Directions for this task –
Print the entries below in their entirety, exactly as they are written.

Records for the exercise –
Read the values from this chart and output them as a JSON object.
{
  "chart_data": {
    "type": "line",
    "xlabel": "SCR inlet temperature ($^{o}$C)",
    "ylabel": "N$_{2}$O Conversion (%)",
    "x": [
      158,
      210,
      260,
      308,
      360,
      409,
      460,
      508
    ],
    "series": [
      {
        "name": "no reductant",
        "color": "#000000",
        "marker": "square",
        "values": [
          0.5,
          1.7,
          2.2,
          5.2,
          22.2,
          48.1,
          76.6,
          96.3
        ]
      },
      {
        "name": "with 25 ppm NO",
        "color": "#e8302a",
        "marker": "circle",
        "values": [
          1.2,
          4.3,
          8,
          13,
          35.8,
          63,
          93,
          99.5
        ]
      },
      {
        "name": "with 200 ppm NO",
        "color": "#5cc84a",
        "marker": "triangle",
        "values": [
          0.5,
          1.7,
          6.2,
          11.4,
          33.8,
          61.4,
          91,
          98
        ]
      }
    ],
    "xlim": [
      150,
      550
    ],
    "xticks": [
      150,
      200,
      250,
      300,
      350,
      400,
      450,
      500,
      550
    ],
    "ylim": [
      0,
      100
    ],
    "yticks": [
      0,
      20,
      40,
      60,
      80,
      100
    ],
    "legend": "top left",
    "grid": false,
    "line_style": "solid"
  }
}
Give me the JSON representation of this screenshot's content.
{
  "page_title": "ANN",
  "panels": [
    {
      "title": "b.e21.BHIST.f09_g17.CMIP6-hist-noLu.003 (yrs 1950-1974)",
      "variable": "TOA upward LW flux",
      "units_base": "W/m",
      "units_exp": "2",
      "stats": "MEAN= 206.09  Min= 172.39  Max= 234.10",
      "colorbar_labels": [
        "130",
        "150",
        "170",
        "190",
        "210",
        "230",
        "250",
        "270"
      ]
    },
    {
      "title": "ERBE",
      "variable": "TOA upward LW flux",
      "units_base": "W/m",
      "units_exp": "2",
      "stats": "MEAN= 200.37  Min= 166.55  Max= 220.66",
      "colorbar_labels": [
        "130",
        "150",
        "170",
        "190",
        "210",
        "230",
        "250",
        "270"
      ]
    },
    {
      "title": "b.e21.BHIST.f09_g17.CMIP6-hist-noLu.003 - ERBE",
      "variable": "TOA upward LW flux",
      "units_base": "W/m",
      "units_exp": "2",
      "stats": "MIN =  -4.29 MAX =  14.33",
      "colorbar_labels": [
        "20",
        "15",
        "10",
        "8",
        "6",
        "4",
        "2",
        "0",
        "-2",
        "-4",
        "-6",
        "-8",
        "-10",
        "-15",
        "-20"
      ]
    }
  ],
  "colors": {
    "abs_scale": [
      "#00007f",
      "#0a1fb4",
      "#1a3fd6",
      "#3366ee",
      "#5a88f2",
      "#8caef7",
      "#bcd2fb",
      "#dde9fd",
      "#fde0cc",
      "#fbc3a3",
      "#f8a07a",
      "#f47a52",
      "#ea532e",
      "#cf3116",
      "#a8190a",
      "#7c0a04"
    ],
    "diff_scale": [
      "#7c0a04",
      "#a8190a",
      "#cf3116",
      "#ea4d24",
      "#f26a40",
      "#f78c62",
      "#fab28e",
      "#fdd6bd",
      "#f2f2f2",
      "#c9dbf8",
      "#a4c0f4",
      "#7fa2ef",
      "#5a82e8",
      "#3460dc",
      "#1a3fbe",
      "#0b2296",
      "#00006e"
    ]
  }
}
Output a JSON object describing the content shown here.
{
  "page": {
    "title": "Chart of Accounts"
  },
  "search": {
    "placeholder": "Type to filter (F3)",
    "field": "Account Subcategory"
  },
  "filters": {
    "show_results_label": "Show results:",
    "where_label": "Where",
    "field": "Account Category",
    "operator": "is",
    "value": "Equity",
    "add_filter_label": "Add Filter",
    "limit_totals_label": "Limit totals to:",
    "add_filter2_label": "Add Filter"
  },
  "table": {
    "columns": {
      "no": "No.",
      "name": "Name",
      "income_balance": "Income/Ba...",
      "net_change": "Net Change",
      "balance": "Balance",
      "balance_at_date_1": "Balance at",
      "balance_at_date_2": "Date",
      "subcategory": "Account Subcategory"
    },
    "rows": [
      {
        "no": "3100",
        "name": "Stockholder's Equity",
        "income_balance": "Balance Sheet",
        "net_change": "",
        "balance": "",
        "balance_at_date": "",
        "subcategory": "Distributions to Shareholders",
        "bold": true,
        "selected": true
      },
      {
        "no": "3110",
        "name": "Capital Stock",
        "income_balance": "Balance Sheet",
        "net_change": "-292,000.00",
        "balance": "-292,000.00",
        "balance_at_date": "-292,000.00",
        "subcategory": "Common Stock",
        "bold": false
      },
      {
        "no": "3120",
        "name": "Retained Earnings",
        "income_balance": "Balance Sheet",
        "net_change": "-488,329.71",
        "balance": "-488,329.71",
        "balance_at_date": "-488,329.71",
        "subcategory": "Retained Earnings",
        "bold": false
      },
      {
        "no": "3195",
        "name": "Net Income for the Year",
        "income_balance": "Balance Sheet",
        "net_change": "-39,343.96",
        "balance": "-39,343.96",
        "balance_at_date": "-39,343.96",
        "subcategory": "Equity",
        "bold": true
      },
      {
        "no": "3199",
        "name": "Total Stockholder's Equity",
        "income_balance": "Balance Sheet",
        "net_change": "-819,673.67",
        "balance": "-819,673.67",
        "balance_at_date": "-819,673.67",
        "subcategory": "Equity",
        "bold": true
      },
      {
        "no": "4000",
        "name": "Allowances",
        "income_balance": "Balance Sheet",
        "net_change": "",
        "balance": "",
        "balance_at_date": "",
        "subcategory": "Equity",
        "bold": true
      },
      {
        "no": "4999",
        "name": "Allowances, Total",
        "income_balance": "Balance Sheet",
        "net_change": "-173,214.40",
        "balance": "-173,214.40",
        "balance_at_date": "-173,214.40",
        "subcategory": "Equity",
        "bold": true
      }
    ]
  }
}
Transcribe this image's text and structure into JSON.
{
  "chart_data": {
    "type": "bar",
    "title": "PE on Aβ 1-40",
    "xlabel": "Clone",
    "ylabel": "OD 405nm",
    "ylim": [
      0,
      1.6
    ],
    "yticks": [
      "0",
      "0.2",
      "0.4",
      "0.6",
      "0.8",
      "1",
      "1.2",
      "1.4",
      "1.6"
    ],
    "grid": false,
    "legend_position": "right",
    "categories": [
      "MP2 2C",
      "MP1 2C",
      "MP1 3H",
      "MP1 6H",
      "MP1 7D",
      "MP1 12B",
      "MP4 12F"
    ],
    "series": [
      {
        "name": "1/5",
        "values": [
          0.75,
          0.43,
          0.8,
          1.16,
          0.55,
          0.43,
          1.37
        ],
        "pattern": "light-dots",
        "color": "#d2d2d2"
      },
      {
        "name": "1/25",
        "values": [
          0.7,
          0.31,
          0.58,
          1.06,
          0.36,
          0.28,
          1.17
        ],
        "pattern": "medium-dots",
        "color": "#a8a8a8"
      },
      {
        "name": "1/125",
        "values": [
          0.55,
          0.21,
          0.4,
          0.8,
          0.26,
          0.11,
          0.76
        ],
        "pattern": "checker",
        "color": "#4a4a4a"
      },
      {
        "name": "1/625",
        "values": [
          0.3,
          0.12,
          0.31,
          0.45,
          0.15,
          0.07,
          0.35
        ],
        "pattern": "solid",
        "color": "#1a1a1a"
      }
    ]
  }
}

Expected answer –
Read the values from this chart and output them as a JSON object.
{
  "chart_data": {
    "type": "line",
    "xlabel": "SCR inlet temperature ($^{o}$C)",
    "ylabel": "N$_{2}$O Conversion (%)",
    "x": [
      158,
      210,
      260,
      308,
      360,
      409,
      460,
      508
    ],
    "series": [
      {
        "name": "no reductant",
        "color": "#000000",
        "marker": "square",
        "values": [
          0.5,
          1.7,
          2.2,
          5.2,
          22.2,
          48.1,
          76.6,
          96.3
        ]
      },
      {
        "name": "with 25 ppm NO",
        "color": "#e8302a",
        "marker": "circle",
        "values": [
          1.2,
          4.3,
          8,
          13,
          35.8,
          63,
          93,
          99.5
        ]
      },
      {
        "name": "with 200 ppm NO",
        "color": "#5cc84a",
        "marker": "triangle",
        "values": [
          0.5,
          1.7,
          6.2,
          11.4,
          33.8,
          61.4,
          91,
          98
        ]
      }
    ],
    "xlim": [
      150,
      550
    ],
    "xticks": [
      150,
      200,
      250,
      300,
      350,
      400,
      450,
      500,
      550
    ],
    "ylim": [
      0,
      100
    ],
    "yticks": [
      0,
      20,
      40,
      60,
      80,
      100
    ],
    "legend": "top left",
    "grid": false,
    "line_style": "solid"
  }
}
Give me the JSON representation of this screenshot's content.
{
  "page_title": "ANN",
  "panels": [
    {
      "title": "b.e21.BHIST.f09_g17.CMIP6-hist-noLu.003 (yrs 1950-1974)",
      "variable": "TOA upward LW flux",
      "units_base": "W/m",
      "units_exp": "2",
      "stats": "MEAN= 206.09  Min= 172.39  Max= 234.10",
      "colorbar_labels": [
        "130",
        "150",
        "170",
        "190",
        "210",
        "230",
        "250",
        "270"
      ]
    },
    {
      "title": "ERBE",
      "variable": "TOA upward LW flux",
      "units_base": "W/m",
      "units_exp": "2",
      "stats": "MEAN= 200.37  Min= 166.55  Max= 220.66",
      "colorbar_labels": [
        "130",
        "150",
        "170",
        "190",
        "210",
        "230",
        "250",
        "270"
      ]
    },
    {
      "title": "b.e21.BHIST.f09_g17.CMIP6-hist-noLu.003 - ERBE",
      "variable": "TOA upward LW flux",
      "units_base": "W/m",
      "units_exp": "2",
      "stats": "MIN =  -4.29 MAX =  14.33",
      "colorbar_labels": [
        "20",
        "15",
        "10",
        "8",
        "6",
        "4",
        "2",
        "0",
        "-2",
        "-4",
        "-6",
        "-8",
        "-10",
        "-15",
        "-20"
      ]
    }
  ],
  "colors": {
    "abs_scale": [
      "#00007f",
      "#0a1fb4",
      "#1a3fd6",
      "#3366ee",
      "#5a88f2",
      "#8caef7",
      "#bcd2fb",
      "#dde9fd",
      "#fde0cc",
      "#fbc3a3",
      "#f8a07a",
      "#f47a52",
      "#ea532e",
      "#cf3116",
      "#a8190a",
      "#7c0a04"
    ],
    "diff_scale": [
      "#7c0a04",
      "#a8190a",
      "#cf3116",
      "#ea4d24",
      "#f26a40",
      "#f78c62",
      "#fab28e",
      "#fdd6bd",
      "#f2f2f2",
      "#c9dbf8",
      "#a4c0f4",
      "#7fa2ef",
      "#5a82e8",
      "#3460dc",
      "#1a3fbe",
      "#0b2296",
      "#00006e"
    ]
  }
}
Output a JSON object describing the content shown here.
{
  "page": {
    "title": "Chart of Accounts"
  },
  "search": {
    "placeholder": "Type to filter (F3)",
    "field": "Account Subcategory"
  },
  "filters": {
    "show_results_label": "Show results:",
    "where_label": "Where",
    "field": "Account Category",
    "operator": "is",
    "value": "Equity",
    "add_filter_label": "Add Filter",
    "limit_totals_label": "Limit totals to:",
    "add_filter2_label": "Add Filter"
  },
  "table": {
    "columns": {
      "no": "No.",
      "name": "Name",
      "income_balance": "Income/Ba...",
      "net_change": "Net Change",
      "balance": "Balance",
      "balance_at_date_1": "Balance at",
      "balance_at_date_2": "Date",
      "subcategory": "Account Subcategory"
    },
    "rows": [
      {
        "no": "3100",
        "name": "Stockholder's Equity",
        "income_balance": "Balance Sheet",
        "net_change": "",
        "balance": "",
        "balance_at_date": "",
        "subcategory": "Distributions to Shareholders",
        "bold": true,
        "selected": true
      },
      {
        "no": "3110",
        "name": "Capital Stock",
        "income_balance": "Balance Sheet",
        "net_change": "-292,000.00",
        "balance": "-292,000.00",
        "balance_at_date": "-292,000.00",
        "subcategory": "Common Stock",
        "bold": false
      },
      {
        "no": "3120",
        "name": "Retained Earnings",
        "income_balance": "Balance Sheet",
        "net_change": "-488,329.71",
        "balance": "-488,329.71",
        "balance_at_date": "-488,329.71",
        "subcategory": "Retained Earnings",
        "bold": false
      },
      {
        "no": "3195",
        "name": "Net Income for the Year",
        "income_balance": "Balance Sheet",
        "net_change": "-39,343.96",
        "balance": "-39,343.96",
        "balance_at_date": "-39,343.96",
        "subcategory": "Equity",
        "bold": true
      },
      {
        "no": "3199",
        "name": "Total Stockholder's Equity",
        "income_balance": "Balance Sheet",
        "net_change": "-819,673.67",
        "balance": "-819,673.67",
        "balance_at_date": "-819,673.67",
        "subcategory": "Equity",
        "bold": true
      },
      {
        "no": "4000",
        "name": "Allowances",
        "income_balance": "Balance Sheet",
        "net_change": "",
        "balance": "",
        "balance_at_date": "",
        "subcategory": "Equity",
        "bold": true
      },
      {
        "no": "4999",
        "name": "Allowances, Total",
        "income_balance": "Balance Sheet",
        "net_change": "-173,214.40",
        "balance": "-173,214.40",
        "balance_at_date": "-173,214.40",
        "subcategory": "Equity",
        "bold": true
      }
    ]
  }
}
Transcribe this image's text and structure into JSON.
{
  "chart_data": {
    "type": "bar",
    "title": "PE on Aβ 1-40",
    "xlabel": "Clone",
    "ylabel": "OD 405nm",
    "ylim": [
      0,
      1.6
    ],
    "yticks": [
      "0",
      "0.2",
      "0.4",
      "0.6",
      "0.8",
      "1",
      "1.2",
      "1.4",
      "1.6"
    ],
    "grid": false,
    "legend_position": "right",
    "categories": [
      "MP2 2C",
      "MP1 2C",
      "MP1 3H",
      "MP1 6H",
      "MP1 7D",
      "MP1 12B",
      "MP4 12F"
    ],
    "series": [
      {
        "name": "1/5",
        "values": [
          0.75,
          0.43,
          0.8,
          1.16,
          0.55,
          0.43,
          1.37
        ],
        "pattern": "light-dots",
        "color": "#d2d2d2"
      },
      {
        "name": "1/25",
        "values": [
          0.7,
          0.31,
          0.58,
          1.06,
          0.36,
          0.28,
          1.17
        ],
        "pattern": "medium-dots",
        "color": "#a8a8a8"
      },
      {
        "name": "1/125",
        "values": [
          0.55,
          0.21,
          0.4,
          0.8,
          0.26,
          0.11,
          0.76
        ],
        "pattern": "checker",
        "color": "#4a4a4a"
      },
      {
        "name": "1/625",
        "values": [
          0.3,
          0.12,
          0.31,
          0.45,
          0.15,
          0.07,
          0.35
        ],
        "pattern": "solid",
        "color": "#1a1a1a"
      }
    ]
  }
}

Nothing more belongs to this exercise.